::: Materials provided

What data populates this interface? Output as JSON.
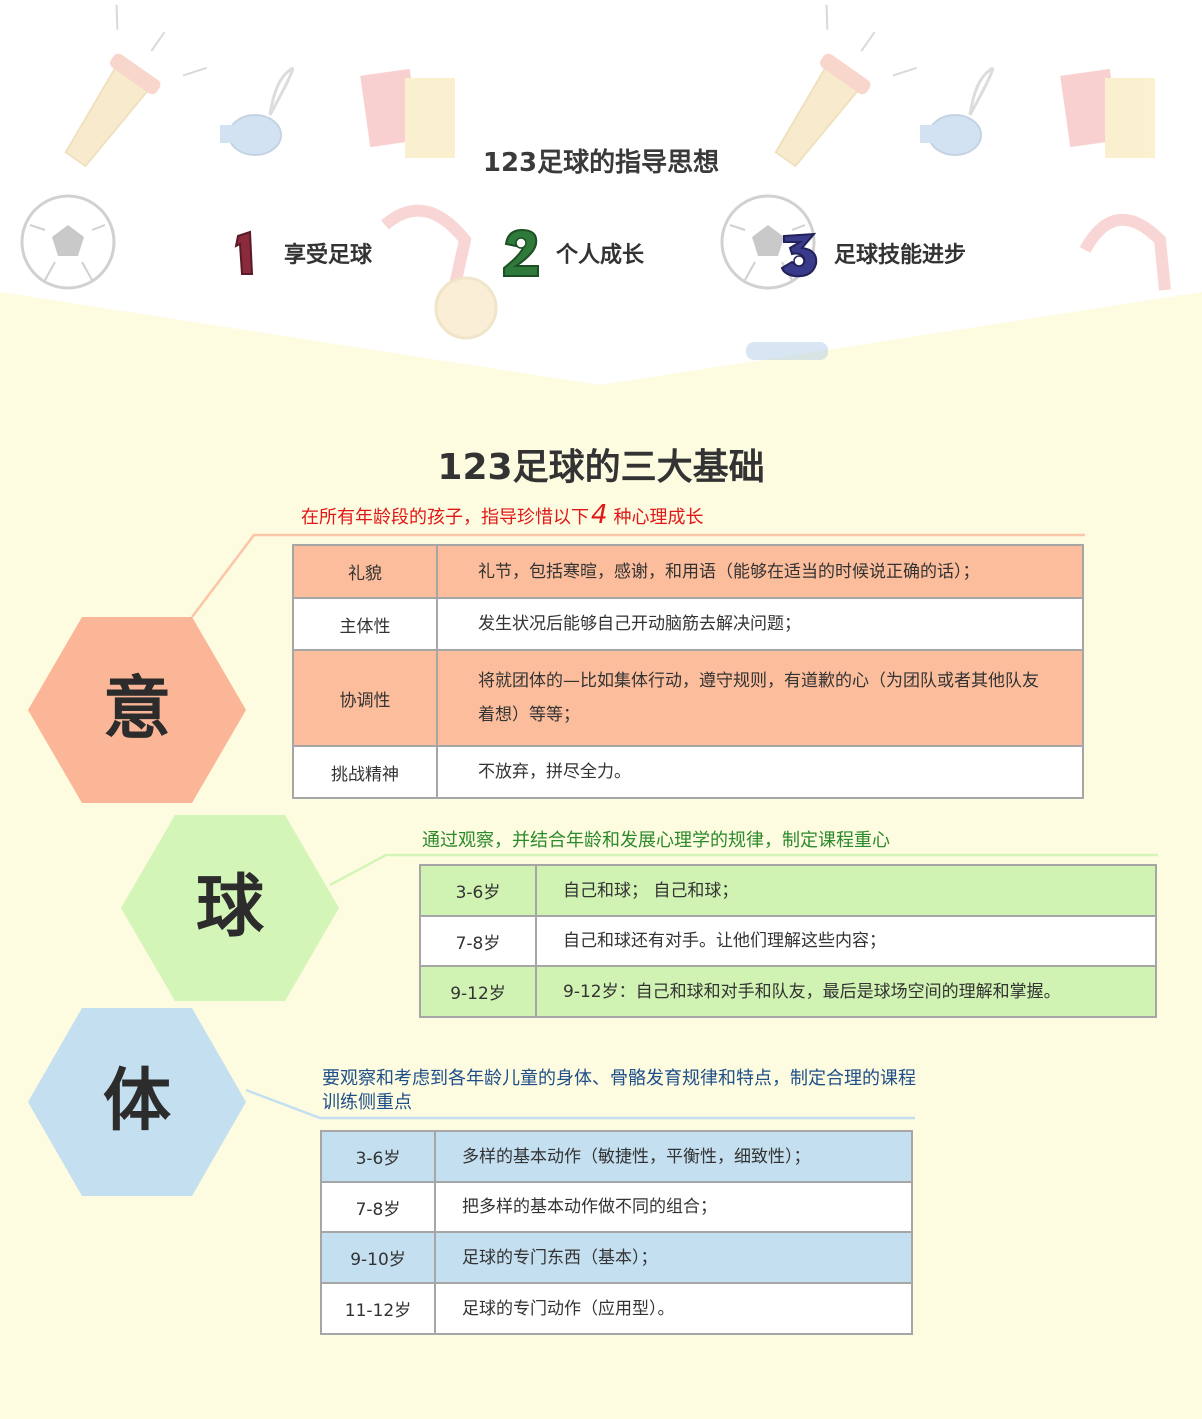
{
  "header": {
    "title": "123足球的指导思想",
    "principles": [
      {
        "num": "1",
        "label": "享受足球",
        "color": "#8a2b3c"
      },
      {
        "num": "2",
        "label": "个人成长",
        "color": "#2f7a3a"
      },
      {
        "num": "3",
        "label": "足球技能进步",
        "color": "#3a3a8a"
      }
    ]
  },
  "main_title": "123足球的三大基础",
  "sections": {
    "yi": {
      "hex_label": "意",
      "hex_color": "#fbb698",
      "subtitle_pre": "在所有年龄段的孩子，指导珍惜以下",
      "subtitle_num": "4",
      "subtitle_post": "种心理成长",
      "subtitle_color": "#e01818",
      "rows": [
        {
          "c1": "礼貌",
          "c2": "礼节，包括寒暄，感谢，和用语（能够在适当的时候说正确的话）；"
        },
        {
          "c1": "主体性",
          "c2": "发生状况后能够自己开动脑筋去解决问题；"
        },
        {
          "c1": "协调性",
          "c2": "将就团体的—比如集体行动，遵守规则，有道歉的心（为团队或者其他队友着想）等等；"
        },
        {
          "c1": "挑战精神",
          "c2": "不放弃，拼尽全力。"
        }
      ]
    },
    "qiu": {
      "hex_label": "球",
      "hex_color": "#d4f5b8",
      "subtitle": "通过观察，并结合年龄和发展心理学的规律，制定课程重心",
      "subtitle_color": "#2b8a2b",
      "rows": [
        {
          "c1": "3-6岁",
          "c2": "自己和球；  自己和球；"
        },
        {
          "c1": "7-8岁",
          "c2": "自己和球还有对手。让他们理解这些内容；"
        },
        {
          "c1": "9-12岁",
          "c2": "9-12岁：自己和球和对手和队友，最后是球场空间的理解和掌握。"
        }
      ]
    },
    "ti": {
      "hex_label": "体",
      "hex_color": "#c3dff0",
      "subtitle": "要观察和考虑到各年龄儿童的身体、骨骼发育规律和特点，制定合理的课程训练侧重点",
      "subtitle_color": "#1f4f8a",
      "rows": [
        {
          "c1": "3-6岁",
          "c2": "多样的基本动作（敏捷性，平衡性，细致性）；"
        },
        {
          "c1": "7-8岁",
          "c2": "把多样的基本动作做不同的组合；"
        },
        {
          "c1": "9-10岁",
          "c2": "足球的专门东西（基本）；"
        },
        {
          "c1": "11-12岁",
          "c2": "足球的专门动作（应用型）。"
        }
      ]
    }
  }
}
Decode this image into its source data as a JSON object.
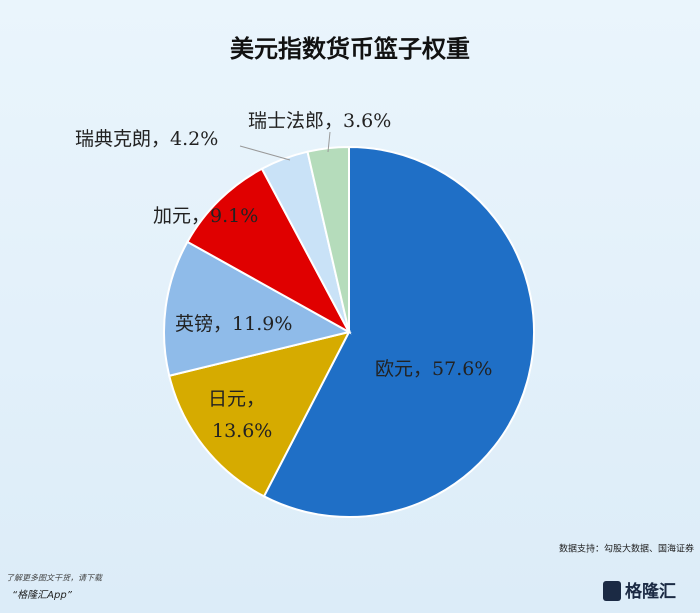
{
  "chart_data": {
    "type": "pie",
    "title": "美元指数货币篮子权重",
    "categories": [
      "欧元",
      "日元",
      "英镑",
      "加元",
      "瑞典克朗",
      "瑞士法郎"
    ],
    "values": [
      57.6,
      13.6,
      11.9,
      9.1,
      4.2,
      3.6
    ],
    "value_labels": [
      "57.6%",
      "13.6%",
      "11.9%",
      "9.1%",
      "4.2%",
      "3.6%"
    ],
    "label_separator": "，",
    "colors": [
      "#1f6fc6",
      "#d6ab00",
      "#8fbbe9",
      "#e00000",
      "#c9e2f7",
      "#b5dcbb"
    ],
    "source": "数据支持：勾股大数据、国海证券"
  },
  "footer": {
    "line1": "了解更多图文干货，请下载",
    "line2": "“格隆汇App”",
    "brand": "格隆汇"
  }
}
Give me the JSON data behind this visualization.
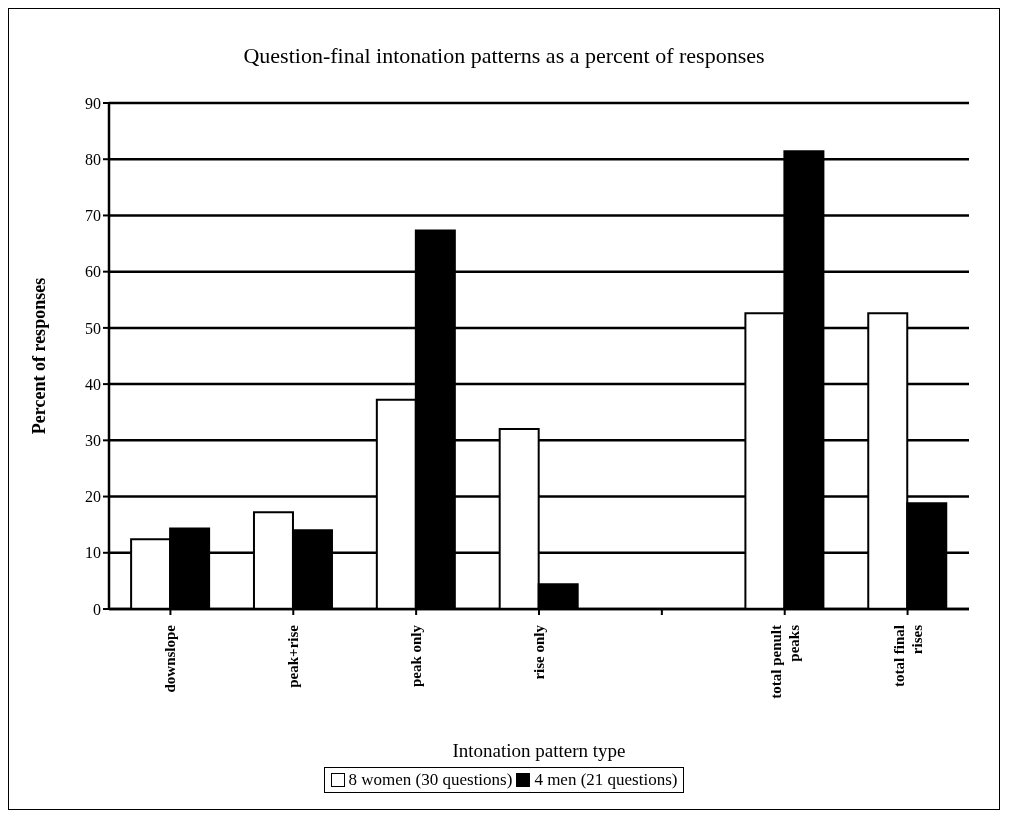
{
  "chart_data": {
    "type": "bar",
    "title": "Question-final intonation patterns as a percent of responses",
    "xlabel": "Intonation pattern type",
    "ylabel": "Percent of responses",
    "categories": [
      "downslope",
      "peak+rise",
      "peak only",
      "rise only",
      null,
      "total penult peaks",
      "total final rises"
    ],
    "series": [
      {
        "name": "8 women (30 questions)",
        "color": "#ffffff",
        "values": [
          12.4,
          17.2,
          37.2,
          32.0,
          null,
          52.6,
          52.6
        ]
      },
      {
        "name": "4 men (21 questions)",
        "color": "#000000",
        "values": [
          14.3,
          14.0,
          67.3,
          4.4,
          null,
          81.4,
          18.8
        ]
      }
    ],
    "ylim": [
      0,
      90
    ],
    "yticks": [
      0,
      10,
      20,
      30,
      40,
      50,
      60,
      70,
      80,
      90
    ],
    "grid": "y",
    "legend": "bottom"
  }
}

::::::

> _Work to do_
Looking back at the lines above, state how many contain the word "this", and supply nothing besides the number.

> _Written response_
3